[Start DATA IN THIS EXERCISE]

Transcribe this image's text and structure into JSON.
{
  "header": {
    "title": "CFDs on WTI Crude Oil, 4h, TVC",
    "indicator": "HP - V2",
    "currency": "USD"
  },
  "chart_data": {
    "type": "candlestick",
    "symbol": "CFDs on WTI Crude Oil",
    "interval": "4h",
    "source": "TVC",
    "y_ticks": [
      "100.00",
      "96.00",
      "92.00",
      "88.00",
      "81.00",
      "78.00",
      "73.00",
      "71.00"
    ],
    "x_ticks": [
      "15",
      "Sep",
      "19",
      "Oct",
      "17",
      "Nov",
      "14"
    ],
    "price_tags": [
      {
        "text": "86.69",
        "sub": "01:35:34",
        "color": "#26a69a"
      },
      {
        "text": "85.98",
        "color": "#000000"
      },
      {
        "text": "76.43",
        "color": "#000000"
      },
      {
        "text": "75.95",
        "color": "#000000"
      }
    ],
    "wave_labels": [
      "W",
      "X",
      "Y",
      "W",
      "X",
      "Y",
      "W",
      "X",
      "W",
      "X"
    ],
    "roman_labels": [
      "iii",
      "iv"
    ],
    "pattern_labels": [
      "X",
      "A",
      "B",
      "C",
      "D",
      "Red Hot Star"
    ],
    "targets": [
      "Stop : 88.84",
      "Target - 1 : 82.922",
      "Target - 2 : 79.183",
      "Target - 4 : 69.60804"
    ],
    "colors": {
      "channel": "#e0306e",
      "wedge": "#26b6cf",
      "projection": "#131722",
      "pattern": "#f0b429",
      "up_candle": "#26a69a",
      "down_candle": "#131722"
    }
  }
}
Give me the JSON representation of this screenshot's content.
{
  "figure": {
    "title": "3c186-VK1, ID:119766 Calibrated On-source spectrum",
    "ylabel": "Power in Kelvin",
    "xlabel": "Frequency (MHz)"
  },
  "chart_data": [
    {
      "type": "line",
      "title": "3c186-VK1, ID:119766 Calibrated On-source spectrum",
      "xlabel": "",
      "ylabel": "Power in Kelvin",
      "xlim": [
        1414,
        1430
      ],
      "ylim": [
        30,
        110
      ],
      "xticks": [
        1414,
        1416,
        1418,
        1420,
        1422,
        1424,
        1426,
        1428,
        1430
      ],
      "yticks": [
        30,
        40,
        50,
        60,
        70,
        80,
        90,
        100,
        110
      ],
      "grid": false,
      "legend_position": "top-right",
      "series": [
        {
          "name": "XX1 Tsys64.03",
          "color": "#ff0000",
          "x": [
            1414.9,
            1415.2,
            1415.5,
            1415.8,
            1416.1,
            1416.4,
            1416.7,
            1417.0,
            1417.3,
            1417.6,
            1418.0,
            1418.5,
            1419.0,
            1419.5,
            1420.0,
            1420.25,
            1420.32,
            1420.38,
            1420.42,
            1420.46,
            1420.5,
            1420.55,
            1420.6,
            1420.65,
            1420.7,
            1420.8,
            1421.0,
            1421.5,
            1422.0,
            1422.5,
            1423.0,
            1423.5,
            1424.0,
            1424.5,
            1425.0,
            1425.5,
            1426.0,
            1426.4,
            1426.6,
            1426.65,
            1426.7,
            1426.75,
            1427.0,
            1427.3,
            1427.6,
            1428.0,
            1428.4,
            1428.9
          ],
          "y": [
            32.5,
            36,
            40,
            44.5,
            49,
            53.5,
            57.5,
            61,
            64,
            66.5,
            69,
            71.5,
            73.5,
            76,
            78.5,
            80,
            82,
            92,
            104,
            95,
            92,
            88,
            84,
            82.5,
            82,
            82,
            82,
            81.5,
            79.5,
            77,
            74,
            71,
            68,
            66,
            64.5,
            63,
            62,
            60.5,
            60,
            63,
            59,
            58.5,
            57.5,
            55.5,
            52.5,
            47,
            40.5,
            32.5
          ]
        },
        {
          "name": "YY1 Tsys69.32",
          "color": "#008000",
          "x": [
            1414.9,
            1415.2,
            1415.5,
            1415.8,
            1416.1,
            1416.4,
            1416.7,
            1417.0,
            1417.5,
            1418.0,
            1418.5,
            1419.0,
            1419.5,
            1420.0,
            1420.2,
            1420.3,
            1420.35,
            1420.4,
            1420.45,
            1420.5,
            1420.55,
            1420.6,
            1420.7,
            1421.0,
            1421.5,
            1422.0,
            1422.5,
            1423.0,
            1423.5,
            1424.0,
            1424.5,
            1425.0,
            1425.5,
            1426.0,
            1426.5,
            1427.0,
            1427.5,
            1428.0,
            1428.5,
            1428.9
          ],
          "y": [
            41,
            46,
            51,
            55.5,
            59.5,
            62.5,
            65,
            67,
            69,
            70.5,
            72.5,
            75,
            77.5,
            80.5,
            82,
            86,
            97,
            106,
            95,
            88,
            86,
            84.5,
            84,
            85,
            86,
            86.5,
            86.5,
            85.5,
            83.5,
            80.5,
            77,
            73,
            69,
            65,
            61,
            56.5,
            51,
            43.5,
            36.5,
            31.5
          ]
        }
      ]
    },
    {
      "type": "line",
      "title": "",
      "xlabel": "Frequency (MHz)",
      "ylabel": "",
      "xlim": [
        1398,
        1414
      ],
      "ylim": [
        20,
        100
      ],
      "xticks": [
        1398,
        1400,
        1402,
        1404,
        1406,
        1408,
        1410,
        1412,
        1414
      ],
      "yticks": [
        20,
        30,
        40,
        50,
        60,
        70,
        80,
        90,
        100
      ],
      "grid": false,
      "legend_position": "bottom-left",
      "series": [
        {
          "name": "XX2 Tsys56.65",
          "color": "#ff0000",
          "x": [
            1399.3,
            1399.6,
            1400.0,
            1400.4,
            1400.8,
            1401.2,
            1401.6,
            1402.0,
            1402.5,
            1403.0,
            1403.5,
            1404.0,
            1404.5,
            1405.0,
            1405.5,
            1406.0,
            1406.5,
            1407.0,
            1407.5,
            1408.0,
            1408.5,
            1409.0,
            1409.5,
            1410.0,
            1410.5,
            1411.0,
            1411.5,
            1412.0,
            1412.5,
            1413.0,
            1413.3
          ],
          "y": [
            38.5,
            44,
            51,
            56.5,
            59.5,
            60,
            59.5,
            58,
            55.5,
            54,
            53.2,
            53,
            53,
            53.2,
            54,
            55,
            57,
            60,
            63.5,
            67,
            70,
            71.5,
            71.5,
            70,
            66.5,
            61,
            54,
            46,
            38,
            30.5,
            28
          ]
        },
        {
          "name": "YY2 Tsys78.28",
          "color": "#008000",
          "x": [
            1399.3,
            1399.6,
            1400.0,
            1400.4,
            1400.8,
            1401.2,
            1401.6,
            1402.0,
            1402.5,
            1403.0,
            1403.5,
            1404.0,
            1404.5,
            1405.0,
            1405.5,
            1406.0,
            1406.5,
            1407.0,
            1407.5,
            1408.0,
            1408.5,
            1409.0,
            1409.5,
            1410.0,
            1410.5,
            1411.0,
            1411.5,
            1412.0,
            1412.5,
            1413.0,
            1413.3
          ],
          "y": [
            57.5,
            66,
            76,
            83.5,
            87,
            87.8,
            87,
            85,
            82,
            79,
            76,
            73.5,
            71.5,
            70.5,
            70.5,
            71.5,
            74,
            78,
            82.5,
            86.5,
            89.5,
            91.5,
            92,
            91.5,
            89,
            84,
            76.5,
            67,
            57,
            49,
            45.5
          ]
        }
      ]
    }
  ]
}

[End DATA IN THIS EXERCISE]

# AIM OF THE EXERCISE
Write the entire listing out again, word for word.

# EXERCISE RESULT
Transcribe this image's text and structure into JSON.
{
  "header": {
    "title": "CFDs on WTI Crude Oil, 4h, TVC",
    "indicator": "HP - V2",
    "currency": "USD"
  },
  "chart_data": {
    "type": "candlestick",
    "symbol": "CFDs on WTI Crude Oil",
    "interval": "4h",
    "source": "TVC",
    "y_ticks": [
      "100.00",
      "96.00",
      "92.00",
      "88.00",
      "81.00",
      "78.00",
      "73.00",
      "71.00"
    ],
    "x_ticks": [
      "15",
      "Sep",
      "19",
      "Oct",
      "17",
      "Nov",
      "14"
    ],
    "price_tags": [
      {
        "text": "86.69",
        "sub": "01:35:34",
        "color": "#26a69a"
      },
      {
        "text": "85.98",
        "color": "#000000"
      },
      {
        "text": "76.43",
        "color": "#000000"
      },
      {
        "text": "75.95",
        "color": "#000000"
      }
    ],
    "wave_labels": [
      "W",
      "X",
      "Y",
      "W",
      "X",
      "Y",
      "W",
      "X",
      "W",
      "X"
    ],
    "roman_labels": [
      "iii",
      "iv"
    ],
    "pattern_labels": [
      "X",
      "A",
      "B",
      "C",
      "D",
      "Red Hot Star"
    ],
    "targets": [
      "Stop : 88.84",
      "Target - 1 : 82.922",
      "Target - 2 : 79.183",
      "Target - 4 : 69.60804"
    ],
    "colors": {
      "channel": "#e0306e",
      "wedge": "#26b6cf",
      "projection": "#131722",
      "pattern": "#f0b429",
      "up_candle": "#26a69a",
      "down_candle": "#131722"
    }
  }
}
Give me the JSON representation of this screenshot's content.
{
  "figure": {
    "title": "3c186-VK1, ID:119766 Calibrated On-source spectrum",
    "ylabel": "Power in Kelvin",
    "xlabel": "Frequency (MHz)"
  },
  "chart_data": [
    {
      "type": "line",
      "title": "3c186-VK1, ID:119766 Calibrated On-source spectrum",
      "xlabel": "",
      "ylabel": "Power in Kelvin",
      "xlim": [
        1414,
        1430
      ],
      "ylim": [
        30,
        110
      ],
      "xticks": [
        1414,
        1416,
        1418,
        1420,
        1422,
        1424,
        1426,
        1428,
        1430
      ],
      "yticks": [
        30,
        40,
        50,
        60,
        70,
        80,
        90,
        100,
        110
      ],
      "grid": false,
      "legend_position": "top-right",
      "series": [
        {
          "name": "XX1 Tsys64.03",
          "color": "#ff0000",
          "x": [
            1414.9,
            1415.2,
            1415.5,
            1415.8,
            1416.1,
            1416.4,
            1416.7,
            1417.0,
            1417.3,
            1417.6,
            1418.0,
            1418.5,
            1419.0,
            1419.5,
            1420.0,
            1420.25,
            1420.32,
            1420.38,
            1420.42,
            1420.46,
            1420.5,
            1420.55,
            1420.6,
            1420.65,
            1420.7,
            1420.8,
            1421.0,
            1421.5,
            1422.0,
            1422.5,
            1423.0,
            1423.5,
            1424.0,
            1424.5,
            1425.0,
            1425.5,
            1426.0,
            1426.4,
            1426.6,
            1426.65,
            1426.7,
            1426.75,
            1427.0,
            1427.3,
            1427.6,
            1428.0,
            1428.4,
            1428.9
          ],
          "y": [
            32.5,
            36,
            40,
            44.5,
            49,
            53.5,
            57.5,
            61,
            64,
            66.5,
            69,
            71.5,
            73.5,
            76,
            78.5,
            80,
            82,
            92,
            104,
            95,
            92,
            88,
            84,
            82.5,
            82,
            82,
            82,
            81.5,
            79.5,
            77,
            74,
            71,
            68,
            66,
            64.5,
            63,
            62,
            60.5,
            60,
            63,
            59,
            58.5,
            57.5,
            55.5,
            52.5,
            47,
            40.5,
            32.5
          ]
        },
        {
          "name": "YY1 Tsys69.32",
          "color": "#008000",
          "x": [
            1414.9,
            1415.2,
            1415.5,
            1415.8,
            1416.1,
            1416.4,
            1416.7,
            1417.0,
            1417.5,
            1418.0,
            1418.5,
            1419.0,
            1419.5,
            1420.0,
            1420.2,
            1420.3,
            1420.35,
            1420.4,
            1420.45,
            1420.5,
            1420.55,
            1420.6,
            1420.7,
            1421.0,
            1421.5,
            1422.0,
            1422.5,
            1423.0,
            1423.5,
            1424.0,
            1424.5,
            1425.0,
            1425.5,
            1426.0,
            1426.5,
            1427.0,
            1427.5,
            1428.0,
            1428.5,
            1428.9
          ],
          "y": [
            41,
            46,
            51,
            55.5,
            59.5,
            62.5,
            65,
            67,
            69,
            70.5,
            72.5,
            75,
            77.5,
            80.5,
            82,
            86,
            97,
            106,
            95,
            88,
            86,
            84.5,
            84,
            85,
            86,
            86.5,
            86.5,
            85.5,
            83.5,
            80.5,
            77,
            73,
            69,
            65,
            61,
            56.5,
            51,
            43.5,
            36.5,
            31.5
          ]
        }
      ]
    },
    {
      "type": "line",
      "title": "",
      "xlabel": "Frequency (MHz)",
      "ylabel": "",
      "xlim": [
        1398,
        1414
      ],
      "ylim": [
        20,
        100
      ],
      "xticks": [
        1398,
        1400,
        1402,
        1404,
        1406,
        1408,
        1410,
        1412,
        1414
      ],
      "yticks": [
        20,
        30,
        40,
        50,
        60,
        70,
        80,
        90,
        100
      ],
      "grid": false,
      "legend_position": "bottom-left",
      "series": [
        {
          "name": "XX2 Tsys56.65",
          "color": "#ff0000",
          "x": [
            1399.3,
            1399.6,
            1400.0,
            1400.4,
            1400.8,
            1401.2,
            1401.6,
            1402.0,
            1402.5,
            1403.0,
            1403.5,
            1404.0,
            1404.5,
            1405.0,
            1405.5,
            1406.0,
            1406.5,
            1407.0,
            1407.5,
            1408.0,
            1408.5,
            1409.0,
            1409.5,
            1410.0,
            1410.5,
            1411.0,
            1411.5,
            1412.0,
            1412.5,
            1413.0,
            1413.3
          ],
          "y": [
            38.5,
            44,
            51,
            56.5,
            59.5,
            60,
            59.5,
            58,
            55.5,
            54,
            53.2,
            53,
            53,
            53.2,
            54,
            55,
            57,
            60,
            63.5,
            67,
            70,
            71.5,
            71.5,
            70,
            66.5,
            61,
            54,
            46,
            38,
            30.5,
            28
          ]
        },
        {
          "name": "YY2 Tsys78.28",
          "color": "#008000",
          "x": [
            1399.3,
            1399.6,
            1400.0,
            1400.4,
            1400.8,
            1401.2,
            1401.6,
            1402.0,
            1402.5,
            1403.0,
            1403.5,
            1404.0,
            1404.5,
            1405.0,
            1405.5,
            1406.0,
            1406.5,
            1407.0,
            1407.5,
            1408.0,
            1408.5,
            1409.0,
            1409.5,
            1410.0,
            1410.5,
            1411.0,
            1411.5,
            1412.0,
            1412.5,
            1413.0,
            1413.3
          ],
          "y": [
            57.5,
            66,
            76,
            83.5,
            87,
            87.8,
            87,
            85,
            82,
            79,
            76,
            73.5,
            71.5,
            70.5,
            70.5,
            71.5,
            74,
            78,
            82.5,
            86.5,
            89.5,
            91.5,
            92,
            91.5,
            89,
            84,
            76.5,
            67,
            57,
            49,
            45.5
          ]
        }
      ]
    }
  ]
}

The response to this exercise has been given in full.